YOUR INSTRUCTIONS —
Keep the wording of each record exactly the same when you repeat it, and leave out pictures.
>> BEGIN DATA TO USE
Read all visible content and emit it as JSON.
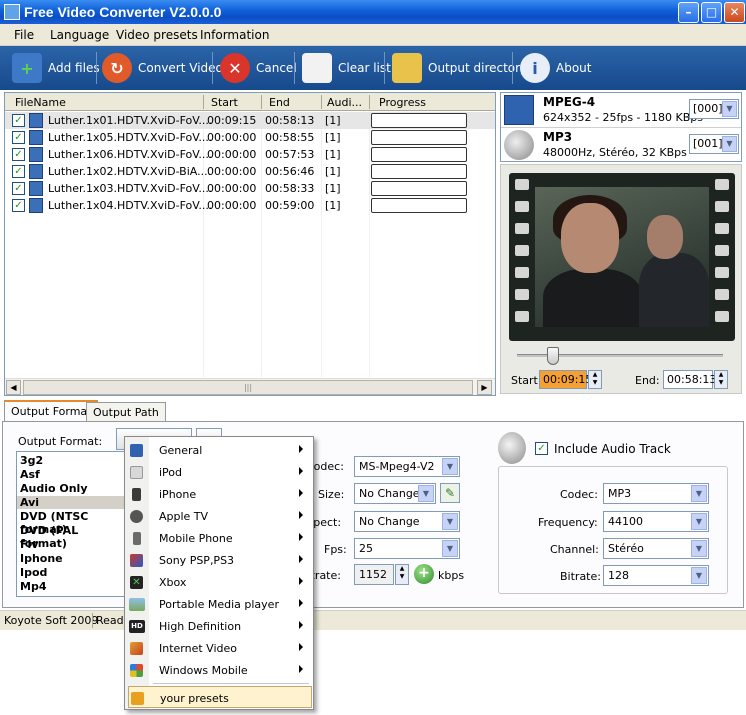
{
  "window": {
    "title": "Free Video Converter V2.0.0.0"
  },
  "menu": [
    "File",
    "Language",
    "Video presets",
    "Information"
  ],
  "toolbar": {
    "add_files": "Add files",
    "convert_video": "Convert Video",
    "cancel": "Cancel",
    "clear_list": "Clear list",
    "output_directory": "Output directory",
    "about": "About"
  },
  "filelist": {
    "columns": [
      "FileName",
      "Start",
      "End",
      "Audi...",
      "Progress"
    ],
    "rows": [
      {
        "name": "Luther.1x01.HDTV.XviD-FoV....",
        "start": "00:09:15",
        "end": "00:58:13",
        "audio": "[1]",
        "checked": "✓"
      },
      {
        "name": "Luther.1x05.HDTV.XviD-FoV....",
        "start": "00:00:00",
        "end": "00:58:55",
        "audio": "[1]",
        "checked": "✓"
      },
      {
        "name": "Luther.1x06.HDTV.XviD-FoV....",
        "start": "00:00:00",
        "end": "00:57:53",
        "audio": "[1]",
        "checked": "✓"
      },
      {
        "name": "Luther.1x02.HDTV.XviD-BiA....",
        "start": "00:00:00",
        "end": "00:56:46",
        "audio": "[1]",
        "checked": "✓"
      },
      {
        "name": "Luther.1x03.HDTV.XviD-FoV....",
        "start": "00:00:00",
        "end": "00:58:33",
        "audio": "[1]",
        "checked": "✓"
      },
      {
        "name": "Luther.1x04.HDTV.XviD-FoV....",
        "start": "00:00:00",
        "end": "00:59:00",
        "audio": "[1]",
        "checked": "✓"
      }
    ]
  },
  "streams": {
    "video": {
      "name": "MPEG-4",
      "desc": "624x352 - 25fps - 1180 KBps",
      "track": "[000]"
    },
    "audio": {
      "name": "MP3",
      "desc": "48000Hz, Stéréo, 32 KBps",
      "track": "[001]"
    }
  },
  "preview": {
    "start_label": "Start:",
    "start_value": "00:09:15",
    "end_label": "End:",
    "end_value": "00:58:13"
  },
  "tabs": {
    "output_format": "Output Format",
    "output_path": "Output Path"
  },
  "output": {
    "format_label": "Output Format:",
    "formats": [
      "3g2",
      "Asf",
      "Audio Only",
      "Avi",
      "DVD (NTSC format)",
      "DVD (PAL format)",
      "Flv",
      "Iphone",
      "Ipod",
      "Mp4"
    ],
    "selected_format": "Avi",
    "video": {
      "codec_label": "Codec:",
      "codec_value": "MS-Mpeg4-V2",
      "size_label": "Size:",
      "size_value": "No Change",
      "aspect_label": "Aspect:",
      "aspect_value": "No Change",
      "fps_label": "Fps:",
      "fps_value": "25",
      "bitrate_label": "Bitrate:",
      "bitrate_value": "1152",
      "bitrate_unit": "kbps"
    },
    "audio": {
      "include_label": "Include Audio Track",
      "codec_label": "Codec:",
      "codec_value": "MP3",
      "frequency_label": "Frequency:",
      "frequency_value": "44100",
      "channel_label": "Channel:",
      "channel_value": "Stéréo",
      "bitrate_label": "Bitrate:",
      "bitrate_value": "128"
    }
  },
  "statusbar": {
    "company": "Koyote Soft 2009",
    "status": "Read"
  },
  "presets_menu": [
    {
      "label": "General",
      "icon": "film-icon",
      "color": "#2f63b0"
    },
    {
      "label": "iPod",
      "icon": "ipod-icon",
      "color": "#d8d8d8"
    },
    {
      "label": "iPhone",
      "icon": "iphone-icon",
      "color": "#3a3a3a"
    },
    {
      "label": "Apple TV",
      "icon": "apple-icon",
      "color": "#555555"
    },
    {
      "label": "Mobile Phone",
      "icon": "mobile-phone-icon",
      "color": "#6b6b6b"
    },
    {
      "label": "Sony PSP,PS3",
      "icon": "playstation-icon",
      "color": "#c83a2a"
    },
    {
      "label": "Xbox",
      "icon": "xbox-icon",
      "color": "#2c7a2c"
    },
    {
      "label": "Portable Media player",
      "icon": "media-player-icon",
      "color": "#8aa870"
    },
    {
      "label": "High Definition",
      "icon": "hd-icon",
      "color": "#222222"
    },
    {
      "label": "Internet Video",
      "icon": "internet-video-icon",
      "color": "#e0a030"
    },
    {
      "label": "Windows Mobile",
      "icon": "windows-icon",
      "color": "#3aa040"
    }
  ],
  "presets_custom": {
    "label": "your presets",
    "icon": "user-presets-icon",
    "color": "#e8a020"
  }
}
>> END DATA TO USE
IN RESPONSE —
Read all visible content and emit it as JSON.
{
  "window": {
    "title": "Free Video Converter V2.0.0.0"
  },
  "menu": [
    "File",
    "Language",
    "Video presets",
    "Information"
  ],
  "toolbar": {
    "add_files": "Add files",
    "convert_video": "Convert Video",
    "cancel": "Cancel",
    "clear_list": "Clear list",
    "output_directory": "Output directory",
    "about": "About"
  },
  "filelist": {
    "columns": [
      "FileName",
      "Start",
      "End",
      "Audi...",
      "Progress"
    ],
    "rows": [
      {
        "name": "Luther.1x01.HDTV.XviD-FoV....",
        "start": "00:09:15",
        "end": "00:58:13",
        "audio": "[1]",
        "checked": "✓"
      },
      {
        "name": "Luther.1x05.HDTV.XviD-FoV....",
        "start": "00:00:00",
        "end": "00:58:55",
        "audio": "[1]",
        "checked": "✓"
      },
      {
        "name": "Luther.1x06.HDTV.XviD-FoV....",
        "start": "00:00:00",
        "end": "00:57:53",
        "audio": "[1]",
        "checked": "✓"
      },
      {
        "name": "Luther.1x02.HDTV.XviD-BiA....",
        "start": "00:00:00",
        "end": "00:56:46",
        "audio": "[1]",
        "checked": "✓"
      },
      {
        "name": "Luther.1x03.HDTV.XviD-FoV....",
        "start": "00:00:00",
        "end": "00:58:33",
        "audio": "[1]",
        "checked": "✓"
      },
      {
        "name": "Luther.1x04.HDTV.XviD-FoV....",
        "start": "00:00:00",
        "end": "00:59:00",
        "audio": "[1]",
        "checked": "✓"
      }
    ]
  },
  "streams": {
    "video": {
      "name": "MPEG-4",
      "desc": "624x352 - 25fps - 1180 KBps",
      "track": "[000]"
    },
    "audio": {
      "name": "MP3",
      "desc": "48000Hz, Stéréo, 32 KBps",
      "track": "[001]"
    }
  },
  "preview": {
    "start_label": "Start:",
    "start_value": "00:09:15",
    "end_label": "End:",
    "end_value": "00:58:13"
  },
  "tabs": {
    "output_format": "Output Format",
    "output_path": "Output Path"
  },
  "output": {
    "format_label": "Output Format:",
    "formats": [
      "3g2",
      "Asf",
      "Audio Only",
      "Avi",
      "DVD (NTSC format)",
      "DVD (PAL format)",
      "Flv",
      "Iphone",
      "Ipod",
      "Mp4"
    ],
    "selected_format": "Avi",
    "video": {
      "codec_label": "Codec:",
      "codec_value": "MS-Mpeg4-V2",
      "size_label": "Size:",
      "size_value": "No Change",
      "aspect_label": "Aspect:",
      "aspect_value": "No Change",
      "fps_label": "Fps:",
      "fps_value": "25",
      "bitrate_label": "Bitrate:",
      "bitrate_value": "1152",
      "bitrate_unit": "kbps"
    },
    "audio": {
      "include_label": "Include Audio Track",
      "codec_label": "Codec:",
      "codec_value": "MP3",
      "frequency_label": "Frequency:",
      "frequency_value": "44100",
      "channel_label": "Channel:",
      "channel_value": "Stéréo",
      "bitrate_label": "Bitrate:",
      "bitrate_value": "128"
    }
  },
  "statusbar": {
    "company": "Koyote Soft 2009",
    "status": "Read"
  },
  "presets_menu": [
    {
      "label": "General",
      "icon": "film-icon",
      "color": "#2f63b0"
    },
    {
      "label": "iPod",
      "icon": "ipod-icon",
      "color": "#d8d8d8"
    },
    {
      "label": "iPhone",
      "icon": "iphone-icon",
      "color": "#3a3a3a"
    },
    {
      "label": "Apple TV",
      "icon": "apple-icon",
      "color": "#555555"
    },
    {
      "label": "Mobile Phone",
      "icon": "mobile-phone-icon",
      "color": "#6b6b6b"
    },
    {
      "label": "Sony PSP,PS3",
      "icon": "playstation-icon",
      "color": "#c83a2a"
    },
    {
      "label": "Xbox",
      "icon": "xbox-icon",
      "color": "#2c7a2c"
    },
    {
      "label": "Portable Media player",
      "icon": "media-player-icon",
      "color": "#8aa870"
    },
    {
      "label": "High Definition",
      "icon": "hd-icon",
      "color": "#222222"
    },
    {
      "label": "Internet Video",
      "icon": "internet-video-icon",
      "color": "#e0a030"
    },
    {
      "label": "Windows Mobile",
      "icon": "windows-icon",
      "color": "#3aa040"
    }
  ],
  "presets_custom": {
    "label": "your presets",
    "icon": "user-presets-icon",
    "color": "#e8a020"
  }
}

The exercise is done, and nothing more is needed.